[What you need to do] Could you copy out the material below word for word, keeping every line of it but leaving out the pictures?

:: Input rows

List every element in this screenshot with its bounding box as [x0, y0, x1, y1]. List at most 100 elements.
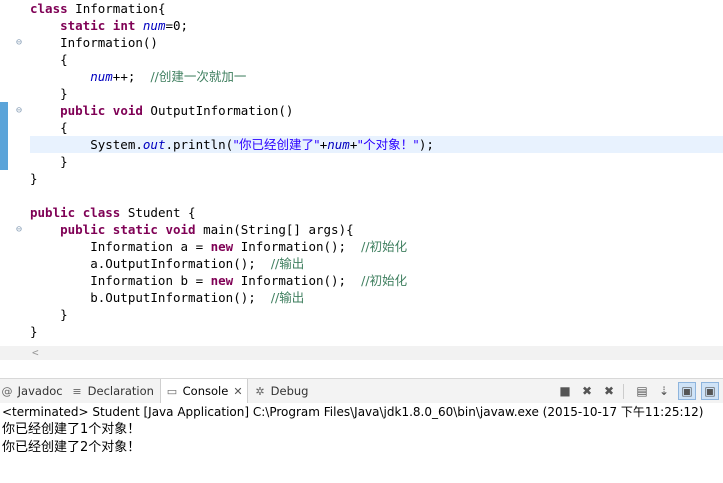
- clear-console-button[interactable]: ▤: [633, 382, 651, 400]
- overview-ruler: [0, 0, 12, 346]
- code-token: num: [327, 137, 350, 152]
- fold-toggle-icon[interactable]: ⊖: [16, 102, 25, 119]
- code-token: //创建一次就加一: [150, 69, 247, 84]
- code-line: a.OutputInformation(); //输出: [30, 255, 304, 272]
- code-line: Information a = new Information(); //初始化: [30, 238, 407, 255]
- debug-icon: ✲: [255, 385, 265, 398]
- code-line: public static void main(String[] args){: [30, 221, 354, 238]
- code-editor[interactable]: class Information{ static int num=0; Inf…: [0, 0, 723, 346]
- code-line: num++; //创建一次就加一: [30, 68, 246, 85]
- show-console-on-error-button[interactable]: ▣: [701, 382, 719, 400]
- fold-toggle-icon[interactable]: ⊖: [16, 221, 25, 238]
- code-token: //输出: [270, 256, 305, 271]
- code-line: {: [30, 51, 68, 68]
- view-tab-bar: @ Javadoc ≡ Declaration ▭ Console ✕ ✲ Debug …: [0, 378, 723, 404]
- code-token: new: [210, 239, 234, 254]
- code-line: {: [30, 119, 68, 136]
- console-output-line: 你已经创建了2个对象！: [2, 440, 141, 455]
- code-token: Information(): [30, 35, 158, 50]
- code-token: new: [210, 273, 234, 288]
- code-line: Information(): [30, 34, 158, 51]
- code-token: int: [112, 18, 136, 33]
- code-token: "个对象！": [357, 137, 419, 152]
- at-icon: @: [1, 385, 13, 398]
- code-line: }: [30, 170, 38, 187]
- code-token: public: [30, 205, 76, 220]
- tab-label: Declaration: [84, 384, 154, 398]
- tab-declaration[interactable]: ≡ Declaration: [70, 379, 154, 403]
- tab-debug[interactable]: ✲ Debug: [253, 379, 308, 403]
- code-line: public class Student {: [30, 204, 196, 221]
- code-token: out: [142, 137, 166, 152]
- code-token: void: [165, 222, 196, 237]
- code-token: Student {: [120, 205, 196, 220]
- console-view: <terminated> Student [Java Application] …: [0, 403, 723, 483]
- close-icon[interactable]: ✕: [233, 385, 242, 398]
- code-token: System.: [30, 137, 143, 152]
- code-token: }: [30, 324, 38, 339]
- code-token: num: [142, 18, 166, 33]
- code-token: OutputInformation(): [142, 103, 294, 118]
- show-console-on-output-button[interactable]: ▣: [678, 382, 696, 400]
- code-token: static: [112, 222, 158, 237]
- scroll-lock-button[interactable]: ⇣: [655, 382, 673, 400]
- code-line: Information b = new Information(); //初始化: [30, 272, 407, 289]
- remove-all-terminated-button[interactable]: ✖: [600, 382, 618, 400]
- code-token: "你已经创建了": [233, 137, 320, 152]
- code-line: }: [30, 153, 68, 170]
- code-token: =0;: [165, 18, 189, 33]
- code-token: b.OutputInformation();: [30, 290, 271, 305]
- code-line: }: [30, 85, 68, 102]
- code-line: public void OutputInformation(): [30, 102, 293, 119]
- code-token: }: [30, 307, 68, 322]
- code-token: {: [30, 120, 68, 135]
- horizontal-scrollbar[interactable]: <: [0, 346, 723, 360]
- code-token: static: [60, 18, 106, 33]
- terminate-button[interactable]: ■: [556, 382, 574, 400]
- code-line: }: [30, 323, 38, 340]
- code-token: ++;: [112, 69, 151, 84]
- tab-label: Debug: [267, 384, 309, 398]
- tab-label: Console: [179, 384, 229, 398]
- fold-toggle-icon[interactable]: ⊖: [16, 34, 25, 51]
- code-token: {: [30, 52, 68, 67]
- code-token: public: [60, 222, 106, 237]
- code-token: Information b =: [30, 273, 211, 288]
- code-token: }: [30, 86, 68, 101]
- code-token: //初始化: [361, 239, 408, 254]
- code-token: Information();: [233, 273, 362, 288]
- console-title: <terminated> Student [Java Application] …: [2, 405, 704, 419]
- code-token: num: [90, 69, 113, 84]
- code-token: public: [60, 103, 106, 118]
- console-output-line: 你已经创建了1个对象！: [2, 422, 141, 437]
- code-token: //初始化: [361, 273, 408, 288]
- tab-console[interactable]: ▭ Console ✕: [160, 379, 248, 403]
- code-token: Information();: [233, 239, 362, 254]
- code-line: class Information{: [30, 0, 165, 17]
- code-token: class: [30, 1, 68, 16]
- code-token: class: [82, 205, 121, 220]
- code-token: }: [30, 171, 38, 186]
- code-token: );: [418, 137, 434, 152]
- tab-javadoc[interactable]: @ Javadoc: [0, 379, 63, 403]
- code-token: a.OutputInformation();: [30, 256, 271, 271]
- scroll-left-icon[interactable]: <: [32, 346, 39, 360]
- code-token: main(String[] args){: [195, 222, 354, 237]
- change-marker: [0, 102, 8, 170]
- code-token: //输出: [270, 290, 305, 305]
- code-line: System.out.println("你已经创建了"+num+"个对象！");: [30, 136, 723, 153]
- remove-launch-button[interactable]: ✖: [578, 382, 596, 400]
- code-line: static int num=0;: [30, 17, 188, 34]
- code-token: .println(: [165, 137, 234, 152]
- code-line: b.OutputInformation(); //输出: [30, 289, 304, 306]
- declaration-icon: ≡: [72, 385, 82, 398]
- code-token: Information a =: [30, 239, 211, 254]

::::

[Finished task]
List every element in this screenshot with its bounding box as [x0, y0, x1, y1]. List at most 100 elements.
- clear-console-button[interactable]: ▤: [633, 382, 651, 400]
- overview-ruler: [0, 0, 12, 346]
- code-token: num: [327, 137, 350, 152]
- fold-toggle-icon[interactable]: ⊖: [16, 102, 25, 119]
- code-token: //创建一次就加一: [150, 69, 247, 84]
- code-line: a.OutputInformation(); //输出: [30, 255, 304, 272]
- code-line: Information a = new Information(); //初始化: [30, 238, 407, 255]
- debug-icon: ✲: [255, 385, 265, 398]
- code-line: public static void main(String[] args){: [30, 221, 354, 238]
- code-editor[interactable]: class Information{ static int num=0; Inf…: [0, 0, 723, 346]
- code-line: num++; //创建一次就加一: [30, 68, 246, 85]
- show-console-on-error-button[interactable]: ▣: [701, 382, 719, 400]
- fold-toggle-icon[interactable]: ⊖: [16, 221, 25, 238]
- code-token: //输出: [270, 256, 305, 271]
- code-line: {: [30, 51, 68, 68]
- view-tab-bar: @ Javadoc ≡ Declaration ▭ Console ✕ ✲ Debug …: [0, 378, 723, 404]
- code-token: new: [210, 239, 234, 254]
- code-line: {: [30, 119, 68, 136]
- console-output-line: 你已经创建了2个对象！: [2, 440, 141, 455]
- code-token: Information(): [30, 35, 158, 50]
- code-token: new: [210, 273, 234, 288]
- code-line: Information(): [30, 34, 158, 51]
- code-token: int: [112, 18, 136, 33]
- code-token: "个对象！": [357, 137, 419, 152]
- at-icon: @: [1, 385, 13, 398]
- code-line: }: [30, 170, 38, 187]
- code-token: public: [30, 205, 76, 220]
- tab-label: Declaration: [84, 384, 154, 398]
- tab-declaration[interactable]: ≡ Declaration: [70, 379, 154, 403]
- tab-debug[interactable]: ✲ Debug: [253, 379, 308, 403]
- code-line: public class Student {: [30, 204, 196, 221]
- code-token: out: [142, 137, 166, 152]
- code-token: void: [165, 222, 196, 237]
- code-token: Student {: [120, 205, 196, 220]
- console-view: <terminated> Student [Java Application] …: [0, 403, 723, 483]
- close-icon[interactable]: ✕: [233, 385, 242, 398]
- code-token: System.: [30, 137, 143, 152]
- code-token: }: [30, 324, 38, 339]
- code-token: num: [142, 18, 166, 33]
- code-token: OutputInformation(): [142, 103, 294, 118]
- show-console-on-output-button[interactable]: ▣: [678, 382, 696, 400]
- code-token: static: [112, 222, 158, 237]
- scroll-lock-button[interactable]: ⇣: [655, 382, 673, 400]
- code-line: Information b = new Information(); //初始化: [30, 272, 407, 289]
- remove-all-terminated-button[interactable]: ✖: [600, 382, 618, 400]
- code-token: "你已经创建了": [233, 137, 320, 152]
- code-line: }: [30, 153, 68, 170]
- code-token: =0;: [165, 18, 189, 33]
- code-token: b.OutputInformation();: [30, 290, 271, 305]
- code-line: }: [30, 85, 68, 102]
- code-line: public void OutputInformation(): [30, 102, 293, 119]
- code-token: }: [30, 307, 68, 322]
- code-token: {: [30, 120, 68, 135]
- horizontal-scrollbar[interactable]: <: [0, 346, 723, 360]
- code-token: static: [60, 18, 106, 33]
- terminate-button[interactable]: ■: [556, 382, 574, 400]
- code-line: }: [30, 323, 38, 340]
- code-token: ++;: [112, 69, 151, 84]
- tab-label: Debug: [267, 384, 309, 398]
- tab-label: Console: [179, 384, 229, 398]
- fold-toggle-icon[interactable]: ⊖: [16, 34, 25, 51]
- code-token: {: [30, 52, 68, 67]
- code-token: public: [60, 222, 106, 237]
- code-token: Information b =: [30, 273, 211, 288]
- code-token: }: [30, 86, 68, 101]
- code-token: //初始化: [361, 239, 408, 254]
- code-token: Information();: [233, 273, 362, 288]
- console-title: <terminated> Student [Java Application] …: [2, 405, 704, 419]
- code-token: num: [90, 69, 113, 84]
- code-token: public: [60, 103, 106, 118]
- console-output-line: 你已经创建了1个对象！: [2, 422, 141, 437]
- code-token: //初始化: [361, 273, 408, 288]
- tab-console[interactable]: ▭ Console ✕: [160, 379, 248, 403]
- code-token: Information();: [233, 239, 362, 254]
- code-line: class Information{: [30, 0, 165, 17]
- code-token: class: [30, 1, 68, 16]
- code-token: class: [82, 205, 121, 220]
- code-token: }: [30, 171, 38, 186]
- code-token: );: [418, 137, 434, 152]
- tab-javadoc[interactable]: @ Javadoc: [0, 379, 63, 403]
- code-token: a.OutputInformation();: [30, 256, 271, 271]
- scroll-left-icon[interactable]: <: [32, 346, 39, 360]
- code-token: main(String[] args){: [195, 222, 354, 237]
- change-marker: [0, 102, 8, 170]
- code-token: //输出: [270, 290, 305, 305]
- code-line: System.out.println("你已经创建了"+num+"个对象！");: [30, 136, 723, 153]
- remove-launch-button[interactable]: ✖: [578, 382, 596, 400]
- code-line: static int num=0;: [30, 17, 188, 34]
- code-token: .println(: [165, 137, 234, 152]
- code-line: b.OutputInformation(); //输出: [30, 289, 304, 306]
- declaration-icon: ≡: [72, 385, 82, 398]
- code-token: Information a =: [30, 239, 211, 254]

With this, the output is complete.